• To do
Please output the entries below from the line that contains "What text is on this page?" through the final line, reproduced exactly and alone.

• Records provided
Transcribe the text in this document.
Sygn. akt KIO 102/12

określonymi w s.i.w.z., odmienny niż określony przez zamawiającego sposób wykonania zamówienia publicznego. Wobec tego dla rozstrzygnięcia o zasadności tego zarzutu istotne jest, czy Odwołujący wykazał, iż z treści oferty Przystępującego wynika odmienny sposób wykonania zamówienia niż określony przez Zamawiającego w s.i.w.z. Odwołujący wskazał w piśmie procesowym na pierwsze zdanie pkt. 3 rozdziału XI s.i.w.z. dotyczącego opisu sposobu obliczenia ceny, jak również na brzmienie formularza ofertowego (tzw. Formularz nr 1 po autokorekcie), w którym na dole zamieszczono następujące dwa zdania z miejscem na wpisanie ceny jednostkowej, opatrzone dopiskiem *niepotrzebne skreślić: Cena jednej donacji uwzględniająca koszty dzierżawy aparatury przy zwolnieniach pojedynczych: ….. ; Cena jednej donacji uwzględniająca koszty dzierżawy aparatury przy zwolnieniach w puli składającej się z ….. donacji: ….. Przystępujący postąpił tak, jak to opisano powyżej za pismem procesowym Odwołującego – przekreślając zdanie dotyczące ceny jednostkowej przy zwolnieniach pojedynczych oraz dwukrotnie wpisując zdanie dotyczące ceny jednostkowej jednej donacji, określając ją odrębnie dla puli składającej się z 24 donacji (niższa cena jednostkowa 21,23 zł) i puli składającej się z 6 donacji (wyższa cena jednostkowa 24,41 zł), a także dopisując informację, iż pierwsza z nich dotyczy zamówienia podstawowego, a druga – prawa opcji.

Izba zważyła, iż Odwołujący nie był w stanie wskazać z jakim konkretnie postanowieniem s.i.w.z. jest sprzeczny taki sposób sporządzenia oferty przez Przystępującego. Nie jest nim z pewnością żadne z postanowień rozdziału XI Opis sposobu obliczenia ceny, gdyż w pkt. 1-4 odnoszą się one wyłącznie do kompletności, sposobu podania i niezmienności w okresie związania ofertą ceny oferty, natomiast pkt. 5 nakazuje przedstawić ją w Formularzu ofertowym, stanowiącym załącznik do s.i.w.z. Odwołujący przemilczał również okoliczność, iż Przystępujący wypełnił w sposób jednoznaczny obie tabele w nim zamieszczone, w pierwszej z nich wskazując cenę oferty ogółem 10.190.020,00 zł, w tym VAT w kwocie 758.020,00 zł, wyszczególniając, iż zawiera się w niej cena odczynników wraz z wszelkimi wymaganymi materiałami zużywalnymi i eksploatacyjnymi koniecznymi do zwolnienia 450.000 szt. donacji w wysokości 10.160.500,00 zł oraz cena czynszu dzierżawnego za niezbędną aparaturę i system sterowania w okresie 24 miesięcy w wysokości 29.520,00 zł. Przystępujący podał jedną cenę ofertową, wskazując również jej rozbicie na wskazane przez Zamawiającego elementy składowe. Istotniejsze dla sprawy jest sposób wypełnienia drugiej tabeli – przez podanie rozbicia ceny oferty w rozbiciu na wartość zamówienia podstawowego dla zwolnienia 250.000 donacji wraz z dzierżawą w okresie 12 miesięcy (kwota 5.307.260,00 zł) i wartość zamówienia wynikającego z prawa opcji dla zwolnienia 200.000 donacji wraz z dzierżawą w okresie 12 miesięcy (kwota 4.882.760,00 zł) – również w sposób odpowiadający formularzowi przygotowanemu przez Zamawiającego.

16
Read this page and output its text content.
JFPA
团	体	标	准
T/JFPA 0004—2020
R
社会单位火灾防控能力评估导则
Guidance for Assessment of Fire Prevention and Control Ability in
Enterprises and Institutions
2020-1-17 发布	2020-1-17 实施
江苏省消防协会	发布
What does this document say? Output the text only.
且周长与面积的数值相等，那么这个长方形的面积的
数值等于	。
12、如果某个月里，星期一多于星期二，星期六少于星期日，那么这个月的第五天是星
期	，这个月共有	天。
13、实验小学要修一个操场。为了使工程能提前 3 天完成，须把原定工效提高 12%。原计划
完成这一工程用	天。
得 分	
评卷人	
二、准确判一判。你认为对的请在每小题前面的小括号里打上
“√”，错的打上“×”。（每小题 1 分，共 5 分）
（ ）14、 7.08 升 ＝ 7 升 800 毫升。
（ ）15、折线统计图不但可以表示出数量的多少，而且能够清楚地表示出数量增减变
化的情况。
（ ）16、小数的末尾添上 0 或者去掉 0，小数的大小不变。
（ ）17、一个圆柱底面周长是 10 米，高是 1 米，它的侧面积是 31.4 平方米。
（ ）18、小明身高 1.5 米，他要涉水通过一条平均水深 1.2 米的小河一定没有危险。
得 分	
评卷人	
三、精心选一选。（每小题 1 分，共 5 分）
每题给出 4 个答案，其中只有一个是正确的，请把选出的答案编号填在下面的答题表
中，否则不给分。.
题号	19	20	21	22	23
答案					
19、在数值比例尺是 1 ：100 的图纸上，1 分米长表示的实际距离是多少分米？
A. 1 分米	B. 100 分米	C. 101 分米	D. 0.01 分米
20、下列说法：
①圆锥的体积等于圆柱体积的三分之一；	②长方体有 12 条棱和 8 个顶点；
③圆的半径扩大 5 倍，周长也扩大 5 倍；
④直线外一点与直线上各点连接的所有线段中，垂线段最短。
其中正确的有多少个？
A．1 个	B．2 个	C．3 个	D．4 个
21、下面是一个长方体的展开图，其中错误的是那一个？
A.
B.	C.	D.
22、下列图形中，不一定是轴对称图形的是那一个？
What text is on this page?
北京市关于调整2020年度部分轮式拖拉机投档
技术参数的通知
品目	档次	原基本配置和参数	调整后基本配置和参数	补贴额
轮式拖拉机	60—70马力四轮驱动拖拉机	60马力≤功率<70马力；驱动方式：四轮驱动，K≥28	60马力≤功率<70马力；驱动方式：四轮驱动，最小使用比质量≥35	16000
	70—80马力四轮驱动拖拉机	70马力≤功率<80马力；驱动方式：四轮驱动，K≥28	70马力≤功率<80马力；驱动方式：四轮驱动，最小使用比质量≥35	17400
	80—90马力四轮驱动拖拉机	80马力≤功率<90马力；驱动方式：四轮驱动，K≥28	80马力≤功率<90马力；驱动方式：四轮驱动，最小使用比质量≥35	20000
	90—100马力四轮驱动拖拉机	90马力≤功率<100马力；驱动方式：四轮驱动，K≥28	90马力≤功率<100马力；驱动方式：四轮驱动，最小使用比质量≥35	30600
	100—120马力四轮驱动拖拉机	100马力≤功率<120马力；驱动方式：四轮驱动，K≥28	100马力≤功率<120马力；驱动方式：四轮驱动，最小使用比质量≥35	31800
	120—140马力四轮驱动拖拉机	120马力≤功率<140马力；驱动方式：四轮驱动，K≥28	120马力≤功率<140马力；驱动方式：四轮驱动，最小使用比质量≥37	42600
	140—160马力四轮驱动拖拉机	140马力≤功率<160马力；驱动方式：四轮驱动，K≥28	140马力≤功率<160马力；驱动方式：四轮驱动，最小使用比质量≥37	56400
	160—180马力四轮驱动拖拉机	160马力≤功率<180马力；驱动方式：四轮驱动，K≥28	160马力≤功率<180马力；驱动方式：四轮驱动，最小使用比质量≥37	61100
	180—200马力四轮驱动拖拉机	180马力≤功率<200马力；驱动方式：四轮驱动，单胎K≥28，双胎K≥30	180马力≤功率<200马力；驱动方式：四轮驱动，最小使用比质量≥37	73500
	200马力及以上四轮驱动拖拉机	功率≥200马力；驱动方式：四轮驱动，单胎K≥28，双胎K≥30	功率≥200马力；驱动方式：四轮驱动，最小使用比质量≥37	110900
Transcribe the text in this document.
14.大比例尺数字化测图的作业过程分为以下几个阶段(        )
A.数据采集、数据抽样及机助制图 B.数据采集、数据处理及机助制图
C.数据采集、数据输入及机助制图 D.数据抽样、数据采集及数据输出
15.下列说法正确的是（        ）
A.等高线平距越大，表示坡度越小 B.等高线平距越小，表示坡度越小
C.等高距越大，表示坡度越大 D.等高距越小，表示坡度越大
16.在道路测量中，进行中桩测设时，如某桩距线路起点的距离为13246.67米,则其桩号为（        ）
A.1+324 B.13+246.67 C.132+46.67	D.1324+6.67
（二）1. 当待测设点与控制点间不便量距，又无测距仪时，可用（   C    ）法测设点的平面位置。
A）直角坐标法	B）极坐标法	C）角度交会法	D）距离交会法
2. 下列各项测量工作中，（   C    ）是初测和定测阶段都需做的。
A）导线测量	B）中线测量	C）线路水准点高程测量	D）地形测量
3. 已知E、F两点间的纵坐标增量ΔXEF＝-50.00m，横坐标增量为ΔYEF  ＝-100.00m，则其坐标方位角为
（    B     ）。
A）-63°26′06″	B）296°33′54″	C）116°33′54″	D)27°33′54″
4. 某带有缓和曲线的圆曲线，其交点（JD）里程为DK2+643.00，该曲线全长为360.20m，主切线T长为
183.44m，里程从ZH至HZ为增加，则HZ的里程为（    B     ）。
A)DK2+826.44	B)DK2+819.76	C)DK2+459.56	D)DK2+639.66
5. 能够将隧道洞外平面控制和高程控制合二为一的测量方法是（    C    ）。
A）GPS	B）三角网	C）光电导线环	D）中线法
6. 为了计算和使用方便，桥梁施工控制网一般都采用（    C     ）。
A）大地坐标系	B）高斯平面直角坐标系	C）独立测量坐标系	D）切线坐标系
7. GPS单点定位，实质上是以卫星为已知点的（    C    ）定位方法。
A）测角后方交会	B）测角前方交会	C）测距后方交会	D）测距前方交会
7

• Result
What text is on this page?
北京市关于调整2020年度部分轮式拖拉机投档
技术参数的通知
品目	档次	原基本配置和参数	调整后基本配置和参数	补贴额
轮式拖拉机	60—70马力四轮驱动拖拉机	60马力≤功率<70马力；驱动方式：四轮驱动，K≥28	60马力≤功率<70马力；驱动方式：四轮驱动，最小使用比质量≥35	16000
	70—80马力四轮驱动拖拉机	70马力≤功率<80马力；驱动方式：四轮驱动，K≥28	70马力≤功率<80马力；驱动方式：四轮驱动，最小使用比质量≥35	17400
	80—90马力四轮驱动拖拉机	80马力≤功率<90马力；驱动方式：四轮驱动，K≥28	80马力≤功率<90马力；驱动方式：四轮驱动，最小使用比质量≥35	20000
	90—100马力四轮驱动拖拉机	90马力≤功率<100马力；驱动方式：四轮驱动，K≥28	90马力≤功率<100马力；驱动方式：四轮驱动，最小使用比质量≥35	30600
	100—120马力四轮驱动拖拉机	100马力≤功率<120马力；驱动方式：四轮驱动，K≥28	100马力≤功率<120马力；驱动方式：四轮驱动，最小使用比质量≥35	31800
	120—140马力四轮驱动拖拉机	120马力≤功率<140马力；驱动方式：四轮驱动，K≥28	120马力≤功率<140马力；驱动方式：四轮驱动，最小使用比质量≥37	42600
	140—160马力四轮驱动拖拉机	140马力≤功率<160马力；驱动方式：四轮驱动，K≥28	140马力≤功率<160马力；驱动方式：四轮驱动，最小使用比质量≥37	56400
	160—180马力四轮驱动拖拉机	160马力≤功率<180马力；驱动方式：四轮驱动，K≥28	160马力≤功率<180马力；驱动方式：四轮驱动，最小使用比质量≥37	61100
	180—200马力四轮驱动拖拉机	180马力≤功率<200马力；驱动方式：四轮驱动，单胎K≥28，双胎K≥30	180马力≤功率<200马力；驱动方式：四轮驱动，最小使用比质量≥37	73500
	200马力及以上四轮驱动拖拉机	功率≥200马力；驱动方式：四轮驱动，单胎K≥28，双胎K≥30	功率≥200马力；驱动方式：四轮驱动，最小使用比质量≥37	110900
Transcribe the text in this document.
14.大比例尺数字化测图的作业过程分为以下几个阶段(        )
A.数据采集、数据抽样及机助制图 B.数据采集、数据处理及机助制图
C.数据采集、数据输入及机助制图 D.数据抽样、数据采集及数据输出
15.下列说法正确的是（        ）
A.等高线平距越大，表示坡度越小 B.等高线平距越小，表示坡度越小
C.等高距越大，表示坡度越大 D.等高距越小，表示坡度越大
16.在道路测量中，进行中桩测设时，如某桩距线路起点的距离为13246.67米,则其桩号为（        ）
A.1+324 B.13+246.67 C.132+46.67	D.1324+6.67
（二）1. 当待测设点与控制点间不便量距，又无测距仪时，可用（   C    ）法测设点的平面位置。
A）直角坐标法	B）极坐标法	C）角度交会法	D）距离交会法
2. 下列各项测量工作中，（   C    ）是初测和定测阶段都需做的。
A）导线测量	B）中线测量	C）线路水准点高程测量	D）地形测量
3. 已知E、F两点间的纵坐标增量ΔXEF＝-50.00m，横坐标增量为ΔYEF  ＝-100.00m，则其坐标方位角为
（    B     ）。
A）-63°26′06″	B）296°33′54″	C）116°33′54″	D)27°33′54″
4. 某带有缓和曲线的圆曲线，其交点（JD）里程为DK2+643.00，该曲线全长为360.20m，主切线T长为
183.44m，里程从ZH至HZ为增加，则HZ的里程为（    B     ）。
A)DK2+826.44	B)DK2+819.76	C)DK2+459.56	D)DK2+639.66
5. 能够将隧道洞外平面控制和高程控制合二为一的测量方法是（    C    ）。
A）GPS	B）三角网	C）光电导线环	D）中线法
6. 为了计算和使用方便，桥梁施工控制网一般都采用（    C     ）。
A）大地坐标系	B）高斯平面直角坐标系	C）独立测量坐标系	D）切线坐标系
7. GPS单点定位，实质上是以卫星为已知点的（    C    ）定位方法。
A）测角后方交会	B）测角前方交会	C）测距后方交会	D）测距前方交会
7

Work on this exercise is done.